- **EXERCISE OBJECTIVE**
Transcribe the data that follows precisely, omitting nothing.

Items from a figure collection

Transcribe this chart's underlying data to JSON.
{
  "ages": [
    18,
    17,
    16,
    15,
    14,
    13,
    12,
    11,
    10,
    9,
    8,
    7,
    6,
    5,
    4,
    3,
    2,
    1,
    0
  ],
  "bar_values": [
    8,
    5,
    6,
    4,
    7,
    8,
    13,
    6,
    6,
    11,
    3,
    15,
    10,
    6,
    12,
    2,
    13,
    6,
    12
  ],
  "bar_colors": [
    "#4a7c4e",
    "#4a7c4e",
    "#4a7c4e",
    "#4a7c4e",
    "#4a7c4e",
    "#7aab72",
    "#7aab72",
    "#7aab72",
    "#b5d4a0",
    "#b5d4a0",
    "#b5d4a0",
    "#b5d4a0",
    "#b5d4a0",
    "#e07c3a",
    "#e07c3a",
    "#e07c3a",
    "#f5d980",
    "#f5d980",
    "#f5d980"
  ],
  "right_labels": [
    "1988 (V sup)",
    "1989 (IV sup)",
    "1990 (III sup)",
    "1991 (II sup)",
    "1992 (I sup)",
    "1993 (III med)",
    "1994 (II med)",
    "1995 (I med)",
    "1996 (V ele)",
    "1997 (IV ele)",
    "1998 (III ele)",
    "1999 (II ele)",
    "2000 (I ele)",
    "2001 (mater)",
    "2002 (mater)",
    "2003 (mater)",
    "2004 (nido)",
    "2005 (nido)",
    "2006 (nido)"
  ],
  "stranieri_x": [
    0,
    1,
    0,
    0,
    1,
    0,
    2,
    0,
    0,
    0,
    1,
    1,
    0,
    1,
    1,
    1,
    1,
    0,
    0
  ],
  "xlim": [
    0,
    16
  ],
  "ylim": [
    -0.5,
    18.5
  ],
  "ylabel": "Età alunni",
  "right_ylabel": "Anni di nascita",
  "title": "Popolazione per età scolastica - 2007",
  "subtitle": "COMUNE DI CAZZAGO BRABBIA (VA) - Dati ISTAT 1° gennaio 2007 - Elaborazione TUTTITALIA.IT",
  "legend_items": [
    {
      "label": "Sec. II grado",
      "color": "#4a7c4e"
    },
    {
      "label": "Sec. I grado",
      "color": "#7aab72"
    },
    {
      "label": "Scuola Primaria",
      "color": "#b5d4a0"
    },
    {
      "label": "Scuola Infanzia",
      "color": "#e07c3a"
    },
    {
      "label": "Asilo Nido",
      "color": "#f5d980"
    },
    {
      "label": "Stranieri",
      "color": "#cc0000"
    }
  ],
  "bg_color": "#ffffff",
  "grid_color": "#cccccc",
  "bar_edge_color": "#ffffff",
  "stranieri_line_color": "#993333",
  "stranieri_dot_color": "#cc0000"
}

- **RESULT FOR THIS EXERCISE**
Transcribe this chart's underlying data to JSON.
{
  "ages": [
    18,
    17,
    16,
    15,
    14,
    13,
    12,
    11,
    10,
    9,
    8,
    7,
    6,
    5,
    4,
    3,
    2,
    1,
    0
  ],
  "bar_values": [
    8,
    5,
    6,
    4,
    7,
    8,
    13,
    6,
    6,
    11,
    3,
    15,
    10,
    6,
    12,
    2,
    13,
    6,
    12
  ],
  "bar_colors": [
    "#4a7c4e",
    "#4a7c4e",
    "#4a7c4e",
    "#4a7c4e",
    "#4a7c4e",
    "#7aab72",
    "#7aab72",
    "#7aab72",
    "#b5d4a0",
    "#b5d4a0",
    "#b5d4a0",
    "#b5d4a0",
    "#b5d4a0",
    "#e07c3a",
    "#e07c3a",
    "#e07c3a",
    "#f5d980",
    "#f5d980",
    "#f5d980"
  ],
  "right_labels": [
    "1988 (V sup)",
    "1989 (IV sup)",
    "1990 (III sup)",
    "1991 (II sup)",
    "1992 (I sup)",
    "1993 (III med)",
    "1994 (II med)",
    "1995 (I med)",
    "1996 (V ele)",
    "1997 (IV ele)",
    "1998 (III ele)",
    "1999 (II ele)",
    "2000 (I ele)",
    "2001 (mater)",
    "2002 (mater)",
    "2003 (mater)",
    "2004 (nido)",
    "2005 (nido)",
    "2006 (nido)"
  ],
  "stranieri_x": [
    0,
    1,
    0,
    0,
    1,
    0,
    2,
    0,
    0,
    0,
    1,
    1,
    0,
    1,
    1,
    1,
    1,
    0,
    0
  ],
  "xlim": [
    0,
    16
  ],
  "ylim": [
    -0.5,
    18.5
  ],
  "ylabel": "Età alunni",
  "right_ylabel": "Anni di nascita",
  "title": "Popolazione per età scolastica - 2007",
  "subtitle": "COMUNE DI CAZZAGO BRABBIA (VA) - Dati ISTAT 1° gennaio 2007 - Elaborazione TUTTITALIA.IT",
  "legend_items": [
    {
      "label": "Sec. II grado",
      "color": "#4a7c4e"
    },
    {
      "label": "Sec. I grado",
      "color": "#7aab72"
    },
    {
      "label": "Scuola Primaria",
      "color": "#b5d4a0"
    },
    {
      "label": "Scuola Infanzia",
      "color": "#e07c3a"
    },
    {
      "label": "Asilo Nido",
      "color": "#f5d980"
    },
    {
      "label": "Stranieri",
      "color": "#cc0000"
    }
  ],
  "bg_color": "#ffffff",
  "grid_color": "#cccccc",
  "bar_edge_color": "#ffffff",
  "stranieri_line_color": "#993333",
  "stranieri_dot_color": "#cc0000"
}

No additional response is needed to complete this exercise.